■ **DIRECTION**:
Some lines in the records below may hold the word "family"; give the number of those lines and nothing else.
--- START OF DATA SHOWN ---
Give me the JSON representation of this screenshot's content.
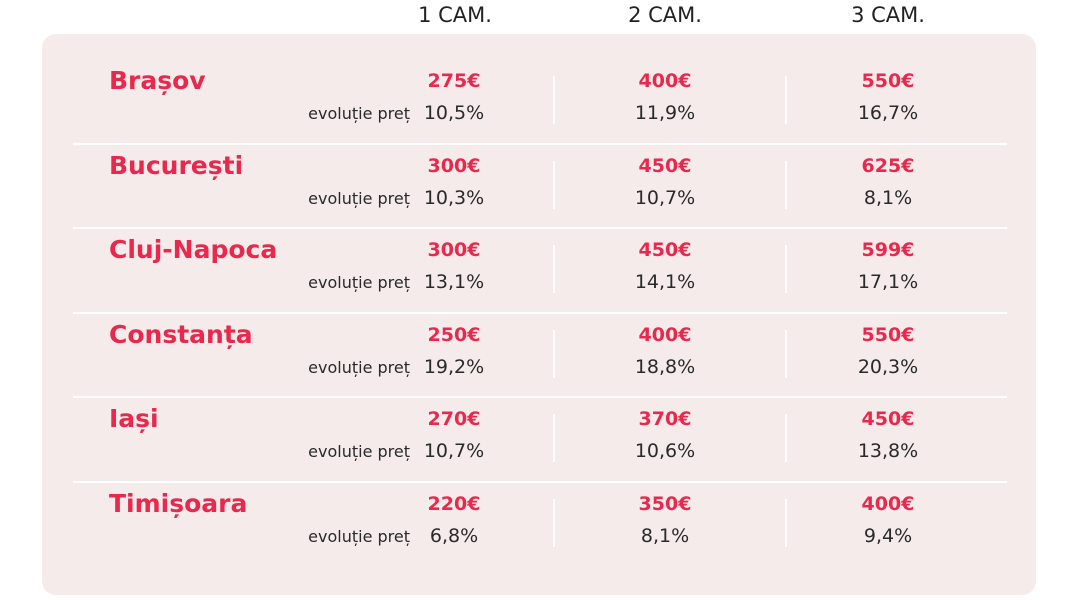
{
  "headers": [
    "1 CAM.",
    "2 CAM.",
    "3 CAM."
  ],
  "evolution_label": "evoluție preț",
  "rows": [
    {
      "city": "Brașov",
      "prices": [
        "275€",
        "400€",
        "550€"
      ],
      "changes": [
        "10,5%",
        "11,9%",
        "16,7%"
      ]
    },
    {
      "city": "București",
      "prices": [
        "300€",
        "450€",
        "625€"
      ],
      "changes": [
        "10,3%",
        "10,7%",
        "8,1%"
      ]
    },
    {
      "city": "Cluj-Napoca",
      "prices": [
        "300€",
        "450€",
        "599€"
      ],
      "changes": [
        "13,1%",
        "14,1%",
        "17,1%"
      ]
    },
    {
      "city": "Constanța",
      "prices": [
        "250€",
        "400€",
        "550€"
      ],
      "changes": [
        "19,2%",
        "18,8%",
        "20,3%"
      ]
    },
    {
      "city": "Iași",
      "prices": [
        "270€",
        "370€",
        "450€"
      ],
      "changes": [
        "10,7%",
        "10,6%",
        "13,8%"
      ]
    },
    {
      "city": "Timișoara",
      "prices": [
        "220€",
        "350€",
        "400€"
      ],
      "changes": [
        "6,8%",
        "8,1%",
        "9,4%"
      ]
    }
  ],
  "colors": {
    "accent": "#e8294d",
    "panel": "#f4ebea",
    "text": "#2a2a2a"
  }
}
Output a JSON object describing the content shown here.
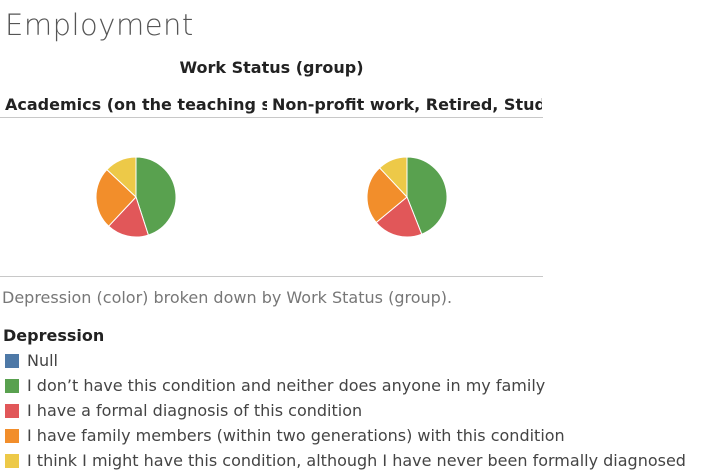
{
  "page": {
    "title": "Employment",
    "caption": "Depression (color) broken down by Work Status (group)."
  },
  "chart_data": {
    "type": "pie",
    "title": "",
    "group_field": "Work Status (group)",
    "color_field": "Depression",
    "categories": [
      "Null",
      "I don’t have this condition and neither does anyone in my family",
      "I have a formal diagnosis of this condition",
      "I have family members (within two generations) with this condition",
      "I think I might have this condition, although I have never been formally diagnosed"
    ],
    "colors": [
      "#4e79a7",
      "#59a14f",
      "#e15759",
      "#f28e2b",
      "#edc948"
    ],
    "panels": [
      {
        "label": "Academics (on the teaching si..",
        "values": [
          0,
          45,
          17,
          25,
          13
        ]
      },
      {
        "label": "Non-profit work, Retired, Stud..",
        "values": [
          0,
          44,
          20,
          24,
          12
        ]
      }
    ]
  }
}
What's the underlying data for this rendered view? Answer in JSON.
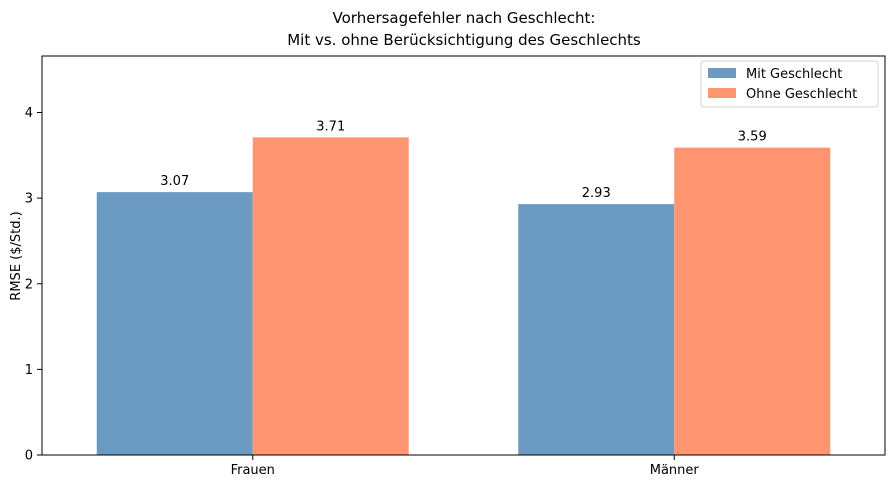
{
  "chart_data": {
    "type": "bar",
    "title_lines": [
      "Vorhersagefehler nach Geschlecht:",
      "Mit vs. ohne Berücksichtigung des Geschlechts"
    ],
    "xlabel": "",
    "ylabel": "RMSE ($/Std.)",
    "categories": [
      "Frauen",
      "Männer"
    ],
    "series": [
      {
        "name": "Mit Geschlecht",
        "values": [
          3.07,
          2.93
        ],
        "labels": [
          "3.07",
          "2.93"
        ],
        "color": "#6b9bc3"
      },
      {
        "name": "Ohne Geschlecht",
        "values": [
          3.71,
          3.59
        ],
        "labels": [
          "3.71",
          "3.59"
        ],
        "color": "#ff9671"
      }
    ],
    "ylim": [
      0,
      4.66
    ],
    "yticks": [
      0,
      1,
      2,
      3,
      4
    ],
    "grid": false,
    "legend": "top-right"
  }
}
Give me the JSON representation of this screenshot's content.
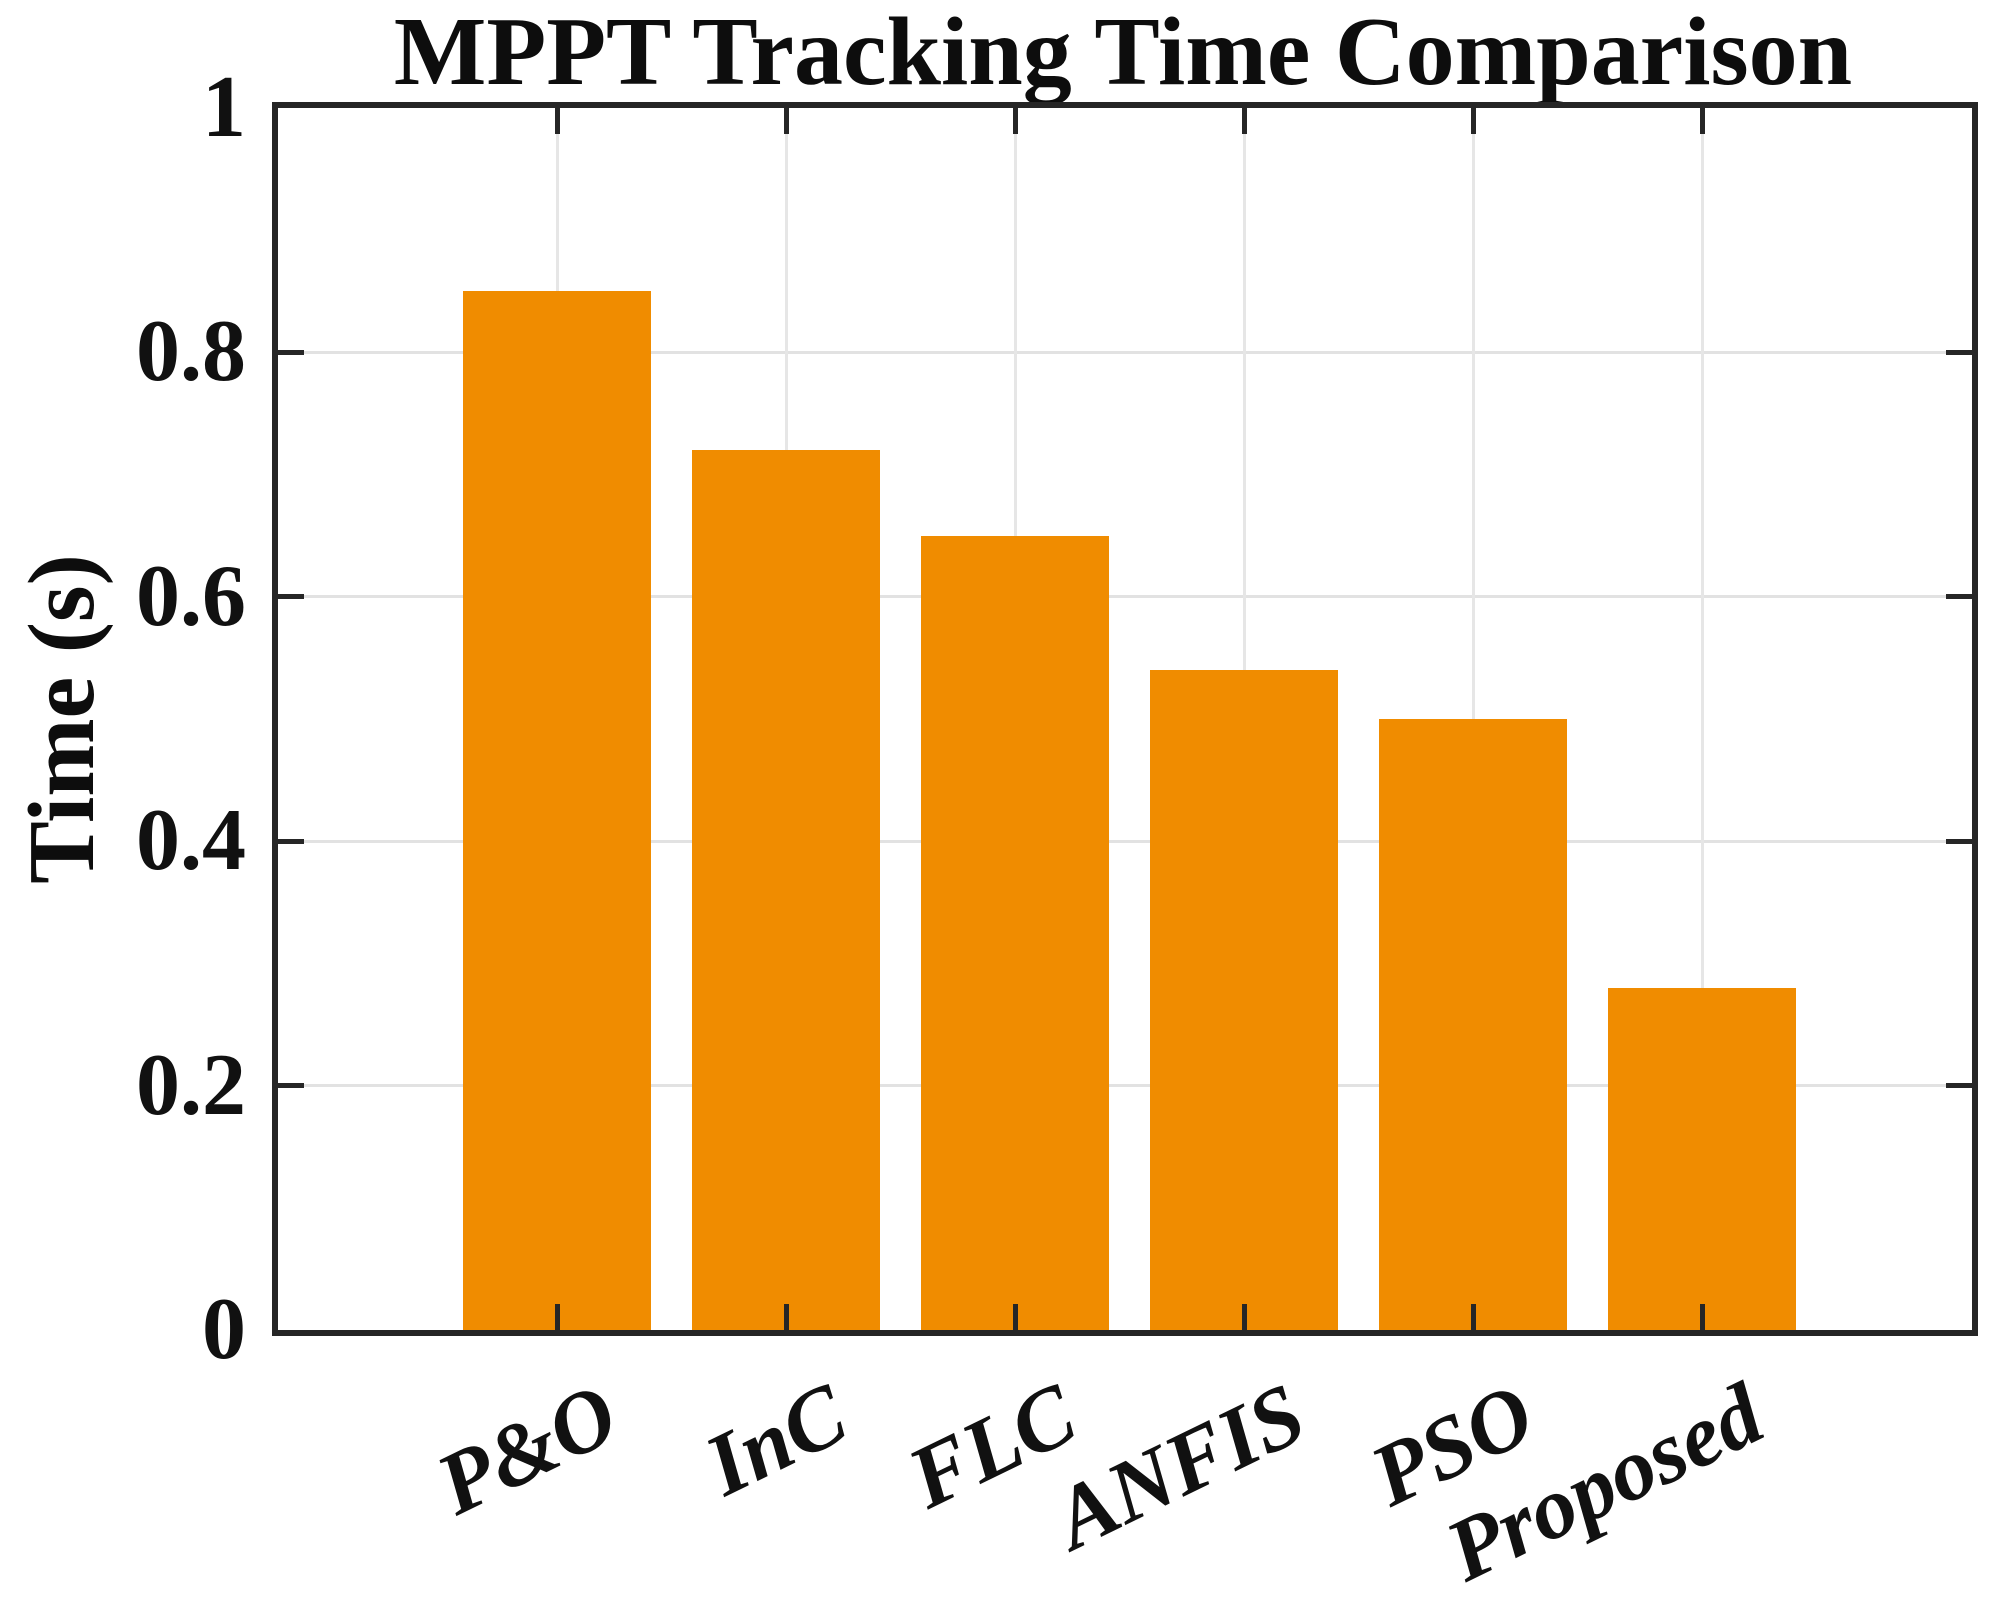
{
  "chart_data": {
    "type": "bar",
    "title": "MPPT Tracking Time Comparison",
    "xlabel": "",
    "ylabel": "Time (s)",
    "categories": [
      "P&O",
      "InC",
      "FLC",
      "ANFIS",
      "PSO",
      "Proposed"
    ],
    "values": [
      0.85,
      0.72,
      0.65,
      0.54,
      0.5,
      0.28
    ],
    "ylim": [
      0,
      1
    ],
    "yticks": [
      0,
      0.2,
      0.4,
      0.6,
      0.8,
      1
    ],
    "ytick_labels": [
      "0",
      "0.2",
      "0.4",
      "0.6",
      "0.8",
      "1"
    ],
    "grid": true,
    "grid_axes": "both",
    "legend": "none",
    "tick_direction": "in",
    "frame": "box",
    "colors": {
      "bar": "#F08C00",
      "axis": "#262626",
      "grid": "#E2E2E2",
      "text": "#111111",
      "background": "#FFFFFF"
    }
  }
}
--- END OF DATA SHOWN ---
■ **THE RESPONSE**:
2